Supplied material —

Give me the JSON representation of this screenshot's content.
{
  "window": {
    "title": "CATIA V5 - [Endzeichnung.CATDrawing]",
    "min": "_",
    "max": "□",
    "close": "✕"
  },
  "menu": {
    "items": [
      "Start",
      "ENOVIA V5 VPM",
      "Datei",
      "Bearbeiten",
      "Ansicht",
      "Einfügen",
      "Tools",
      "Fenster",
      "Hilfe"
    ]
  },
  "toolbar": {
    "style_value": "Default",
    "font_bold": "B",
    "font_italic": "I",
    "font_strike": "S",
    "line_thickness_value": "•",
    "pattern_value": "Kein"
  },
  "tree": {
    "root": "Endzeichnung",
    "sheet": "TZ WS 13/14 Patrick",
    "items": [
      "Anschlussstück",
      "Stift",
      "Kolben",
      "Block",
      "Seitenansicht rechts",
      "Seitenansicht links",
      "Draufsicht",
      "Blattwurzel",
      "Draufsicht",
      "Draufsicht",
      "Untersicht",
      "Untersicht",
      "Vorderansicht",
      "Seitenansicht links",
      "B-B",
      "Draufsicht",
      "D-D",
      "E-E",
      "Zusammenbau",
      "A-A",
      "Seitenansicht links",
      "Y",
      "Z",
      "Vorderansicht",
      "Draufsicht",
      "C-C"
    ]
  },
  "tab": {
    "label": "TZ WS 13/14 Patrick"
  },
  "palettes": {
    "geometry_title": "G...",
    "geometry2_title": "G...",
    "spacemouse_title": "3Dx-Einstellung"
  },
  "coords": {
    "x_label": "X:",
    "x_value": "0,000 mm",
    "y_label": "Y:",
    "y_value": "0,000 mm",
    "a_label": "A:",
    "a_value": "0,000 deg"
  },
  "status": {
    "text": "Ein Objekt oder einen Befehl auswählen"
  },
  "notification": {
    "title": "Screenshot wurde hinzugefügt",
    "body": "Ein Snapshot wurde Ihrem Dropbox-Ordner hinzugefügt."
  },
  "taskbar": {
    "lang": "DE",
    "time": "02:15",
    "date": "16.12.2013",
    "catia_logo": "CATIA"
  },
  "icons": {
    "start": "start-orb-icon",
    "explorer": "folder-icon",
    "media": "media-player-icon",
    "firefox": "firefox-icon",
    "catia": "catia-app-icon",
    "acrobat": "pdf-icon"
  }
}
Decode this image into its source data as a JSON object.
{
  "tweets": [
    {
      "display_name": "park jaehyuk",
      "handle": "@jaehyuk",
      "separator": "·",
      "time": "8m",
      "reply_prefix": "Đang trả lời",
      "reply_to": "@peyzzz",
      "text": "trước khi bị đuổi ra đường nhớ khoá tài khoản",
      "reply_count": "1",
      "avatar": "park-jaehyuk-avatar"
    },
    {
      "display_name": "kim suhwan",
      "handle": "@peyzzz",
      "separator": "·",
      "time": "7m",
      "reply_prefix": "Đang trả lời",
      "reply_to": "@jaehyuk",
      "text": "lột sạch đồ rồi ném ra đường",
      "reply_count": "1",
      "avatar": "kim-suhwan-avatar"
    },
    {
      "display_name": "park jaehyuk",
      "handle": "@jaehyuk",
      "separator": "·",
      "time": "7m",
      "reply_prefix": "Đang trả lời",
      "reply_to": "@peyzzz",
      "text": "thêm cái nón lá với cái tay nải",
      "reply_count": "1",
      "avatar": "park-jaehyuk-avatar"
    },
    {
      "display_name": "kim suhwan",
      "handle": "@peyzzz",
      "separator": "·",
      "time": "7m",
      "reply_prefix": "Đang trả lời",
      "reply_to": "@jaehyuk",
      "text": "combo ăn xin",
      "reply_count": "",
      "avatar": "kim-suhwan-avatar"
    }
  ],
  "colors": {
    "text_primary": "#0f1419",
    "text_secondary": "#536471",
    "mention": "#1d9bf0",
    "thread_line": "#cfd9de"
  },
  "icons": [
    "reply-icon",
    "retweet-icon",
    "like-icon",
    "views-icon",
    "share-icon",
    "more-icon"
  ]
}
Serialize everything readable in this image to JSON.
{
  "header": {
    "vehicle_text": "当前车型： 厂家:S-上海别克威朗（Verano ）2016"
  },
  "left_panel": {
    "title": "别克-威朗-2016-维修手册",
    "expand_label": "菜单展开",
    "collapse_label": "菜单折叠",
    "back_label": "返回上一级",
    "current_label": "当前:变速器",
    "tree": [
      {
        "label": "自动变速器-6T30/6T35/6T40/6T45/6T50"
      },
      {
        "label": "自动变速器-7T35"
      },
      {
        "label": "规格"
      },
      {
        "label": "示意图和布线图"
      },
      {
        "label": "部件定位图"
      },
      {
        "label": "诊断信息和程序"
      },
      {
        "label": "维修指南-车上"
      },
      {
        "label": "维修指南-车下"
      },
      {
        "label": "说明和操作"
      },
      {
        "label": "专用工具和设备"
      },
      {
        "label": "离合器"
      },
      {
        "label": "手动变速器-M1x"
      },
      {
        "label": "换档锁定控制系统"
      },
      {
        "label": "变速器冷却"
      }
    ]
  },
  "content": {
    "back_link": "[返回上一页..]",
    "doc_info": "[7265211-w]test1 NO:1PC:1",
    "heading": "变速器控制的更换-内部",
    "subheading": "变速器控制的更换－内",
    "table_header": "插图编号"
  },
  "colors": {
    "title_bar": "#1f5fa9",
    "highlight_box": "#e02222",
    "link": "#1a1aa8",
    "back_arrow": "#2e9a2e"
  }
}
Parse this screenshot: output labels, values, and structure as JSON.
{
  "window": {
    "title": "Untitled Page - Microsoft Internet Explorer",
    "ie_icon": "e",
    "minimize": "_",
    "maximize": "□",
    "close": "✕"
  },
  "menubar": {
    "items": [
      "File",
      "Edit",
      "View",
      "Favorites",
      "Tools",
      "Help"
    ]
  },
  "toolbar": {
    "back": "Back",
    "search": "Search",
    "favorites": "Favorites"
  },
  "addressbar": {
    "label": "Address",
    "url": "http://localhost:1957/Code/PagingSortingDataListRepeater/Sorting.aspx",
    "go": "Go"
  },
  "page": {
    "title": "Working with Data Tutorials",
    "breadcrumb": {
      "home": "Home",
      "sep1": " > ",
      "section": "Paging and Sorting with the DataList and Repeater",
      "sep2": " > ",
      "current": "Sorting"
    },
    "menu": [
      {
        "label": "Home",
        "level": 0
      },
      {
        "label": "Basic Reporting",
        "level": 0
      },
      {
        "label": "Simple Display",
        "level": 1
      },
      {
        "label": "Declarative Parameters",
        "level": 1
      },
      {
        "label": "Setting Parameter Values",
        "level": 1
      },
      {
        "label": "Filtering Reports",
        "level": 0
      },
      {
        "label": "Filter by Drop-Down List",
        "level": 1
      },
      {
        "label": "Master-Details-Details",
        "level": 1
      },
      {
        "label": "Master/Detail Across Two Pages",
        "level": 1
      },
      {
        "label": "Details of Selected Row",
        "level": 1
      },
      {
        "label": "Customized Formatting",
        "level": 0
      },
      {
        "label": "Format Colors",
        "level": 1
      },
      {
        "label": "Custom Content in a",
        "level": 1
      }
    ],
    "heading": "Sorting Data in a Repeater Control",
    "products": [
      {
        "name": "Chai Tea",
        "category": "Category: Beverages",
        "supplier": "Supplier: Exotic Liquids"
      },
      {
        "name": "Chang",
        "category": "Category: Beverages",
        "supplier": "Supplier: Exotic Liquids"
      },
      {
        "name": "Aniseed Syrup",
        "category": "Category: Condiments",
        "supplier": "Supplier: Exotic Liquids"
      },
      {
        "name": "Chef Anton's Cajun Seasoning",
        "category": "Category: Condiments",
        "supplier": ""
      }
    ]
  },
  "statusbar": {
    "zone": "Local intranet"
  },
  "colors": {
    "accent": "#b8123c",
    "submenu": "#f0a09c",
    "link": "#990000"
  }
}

The task — Copy each record from above without leaving any out.

Expected output —
Give me the JSON representation of this screenshot's content.
{
  "window": {
    "title": "CATIA V5 - [Endzeichnung.CATDrawing]",
    "min": "_",
    "max": "□",
    "close": "✕"
  },
  "menu": {
    "items": [
      "Start",
      "ENOVIA V5 VPM",
      "Datei",
      "Bearbeiten",
      "Ansicht",
      "Einfügen",
      "Tools",
      "Fenster",
      "Hilfe"
    ]
  },
  "toolbar": {
    "style_value": "Default",
    "font_bold": "B",
    "font_italic": "I",
    "font_strike": "S",
    "line_thickness_value": "•",
    "pattern_value": "Kein"
  },
  "tree": {
    "root": "Endzeichnung",
    "sheet": "TZ WS 13/14 Patrick",
    "items": [
      "Anschlussstück",
      "Stift",
      "Kolben",
      "Block",
      "Seitenansicht rechts",
      "Seitenansicht links",
      "Draufsicht",
      "Blattwurzel",
      "Draufsicht",
      "Draufsicht",
      "Untersicht",
      "Untersicht",
      "Vorderansicht",
      "Seitenansicht links",
      "B-B",
      "Draufsicht",
      "D-D",
      "E-E",
      "Zusammenbau",
      "A-A",
      "Seitenansicht links",
      "Y",
      "Z",
      "Vorderansicht",
      "Draufsicht",
      "C-C"
    ]
  },
  "tab": {
    "label": "TZ WS 13/14 Patrick"
  },
  "palettes": {
    "geometry_title": "G...",
    "geometry2_title": "G...",
    "spacemouse_title": "3Dx-Einstellung"
  },
  "coords": {
    "x_label": "X:",
    "x_value": "0,000 mm",
    "y_label": "Y:",
    "y_value": "0,000 mm",
    "a_label": "A:",
    "a_value": "0,000 deg"
  },
  "status": {
    "text": "Ein Objekt oder einen Befehl auswählen"
  },
  "notification": {
    "title": "Screenshot wurde hinzugefügt",
    "body": "Ein Snapshot wurde Ihrem Dropbox-Ordner hinzugefügt."
  },
  "taskbar": {
    "lang": "DE",
    "time": "02:15",
    "date": "16.12.2013",
    "catia_logo": "CATIA"
  },
  "icons": {
    "start": "start-orb-icon",
    "explorer": "folder-icon",
    "media": "media-player-icon",
    "firefox": "firefox-icon",
    "catia": "catia-app-icon",
    "acrobat": "pdf-icon"
  }
}
Decode this image into its source data as a JSON object.
{
  "tweets": [
    {
      "display_name": "park jaehyuk",
      "handle": "@jaehyuk",
      "separator": "·",
      "time": "8m",
      "reply_prefix": "Đang trả lời",
      "reply_to": "@peyzzz",
      "text": "trước khi bị đuổi ra đường nhớ khoá tài khoản",
      "reply_count": "1",
      "avatar": "park-jaehyuk-avatar"
    },
    {
      "display_name": "kim suhwan",
      "handle": "@peyzzz",
      "separator": "·",
      "time": "7m",
      "reply_prefix": "Đang trả lời",
      "reply_to": "@jaehyuk",
      "text": "lột sạch đồ rồi ném ra đường",
      "reply_count": "1",
      "avatar": "kim-suhwan-avatar"
    },
    {
      "display_name": "park jaehyuk",
      "handle": "@jaehyuk",
      "separator": "·",
      "time": "7m",
      "reply_prefix": "Đang trả lời",
      "reply_to": "@peyzzz",
      "text": "thêm cái nón lá với cái tay nải",
      "reply_count": "1",
      "avatar": "park-jaehyuk-avatar"
    },
    {
      "display_name": "kim suhwan",
      "handle": "@peyzzz",
      "separator": "·",
      "time": "7m",
      "reply_prefix": "Đang trả lời",
      "reply_to": "@jaehyuk",
      "text": "combo ăn xin",
      "reply_count": "",
      "avatar": "kim-suhwan-avatar"
    }
  ],
  "colors": {
    "text_primary": "#0f1419",
    "text_secondary": "#536471",
    "mention": "#1d9bf0",
    "thread_line": "#cfd9de"
  },
  "icons": [
    "reply-icon",
    "retweet-icon",
    "like-icon",
    "views-icon",
    "share-icon",
    "more-icon"
  ]
}
Serialize everything readable in this image to JSON.
{
  "header": {
    "vehicle_text": "当前车型： 厂家:S-上海别克威朗（Verano ）2016"
  },
  "left_panel": {
    "title": "别克-威朗-2016-维修手册",
    "expand_label": "菜单展开",
    "collapse_label": "菜单折叠",
    "back_label": "返回上一级",
    "current_label": "当前:变速器",
    "tree": [
      {
        "label": "自动变速器-6T30/6T35/6T40/6T45/6T50"
      },
      {
        "label": "自动变速器-7T35"
      },
      {
        "label": "规格"
      },
      {
        "label": "示意图和布线图"
      },
      {
        "label": "部件定位图"
      },
      {
        "label": "诊断信息和程序"
      },
      {
        "label": "维修指南-车上"
      },
      {
        "label": "维修指南-车下"
      },
      {
        "label": "说明和操作"
      },
      {
        "label": "专用工具和设备"
      },
      {
        "label": "离合器"
      },
      {
        "label": "手动变速器-M1x"
      },
      {
        "label": "换档锁定控制系统"
      },
      {
        "label": "变速器冷却"
      }
    ]
  },
  "content": {
    "back_link": "[返回上一页..]",
    "doc_info": "[7265211-w]test1 NO:1PC:1",
    "heading": "变速器控制的更换-内部",
    "subheading": "变速器控制的更换－内",
    "table_header": "插图编号"
  },
  "colors": {
    "title_bar": "#1f5fa9",
    "highlight_box": "#e02222",
    "link": "#1a1aa8",
    "back_arrow": "#2e9a2e"
  }
}
Parse this screenshot: output labels, values, and structure as JSON.
{
  "window": {
    "title": "Untitled Page - Microsoft Internet Explorer",
    "ie_icon": "e",
    "minimize": "_",
    "maximize": "□",
    "close": "✕"
  },
  "menubar": {
    "items": [
      "File",
      "Edit",
      "View",
      "Favorites",
      "Tools",
      "Help"
    ]
  },
  "toolbar": {
    "back": "Back",
    "search": "Search",
    "favorites": "Favorites"
  },
  "addressbar": {
    "label": "Address",
    "url": "http://localhost:1957/Code/PagingSortingDataListRepeater/Sorting.aspx",
    "go": "Go"
  },
  "page": {
    "title": "Working with Data Tutorials",
    "breadcrumb": {
      "home": "Home",
      "sep1": " > ",
      "section": "Paging and Sorting with the DataList and Repeater",
      "sep2": " > ",
      "current": "Sorting"
    },
    "menu": [
      {
        "label": "Home",
        "level": 0
      },
      {
        "label": "Basic Reporting",
        "level": 0
      },
      {
        "label": "Simple Display",
        "level": 1
      },
      {
        "label": "Declarative Parameters",
        "level": 1
      },
      {
        "label": "Setting Parameter Values",
        "level": 1
      },
      {
        "label": "Filtering Reports",
        "level": 0
      },
      {
        "label": "Filter by Drop-Down List",
        "level": 1
      },
      {
        "label": "Master-Details-Details",
        "level": 1
      },
      {
        "label": "Master/Detail Across Two Pages",
        "level": 1
      },
      {
        "label": "Details of Selected Row",
        "level": 1
      },
      {
        "label": "Customized Formatting",
        "level": 0
      },
      {
        "label": "Format Colors",
        "level": 1
      },
      {
        "label": "Custom Content in a",
        "level": 1
      }
    ],
    "heading": "Sorting Data in a Repeater Control",
    "products": [
      {
        "name": "Chai Tea",
        "category": "Category: Beverages",
        "supplier": "Supplier: Exotic Liquids"
      },
      {
        "name": "Chang",
        "category": "Category: Beverages",
        "supplier": "Supplier: Exotic Liquids"
      },
      {
        "name": "Aniseed Syrup",
        "category": "Category: Condiments",
        "supplier": "Supplier: Exotic Liquids"
      },
      {
        "name": "Chef Anton's Cajun Seasoning",
        "category": "Category: Condiments",
        "supplier": ""
      }
    ]
  },
  "statusbar": {
    "zone": "Local intranet"
  },
  "colors": {
    "accent": "#b8123c",
    "submenu": "#f0a09c",
    "link": "#990000"
  }
}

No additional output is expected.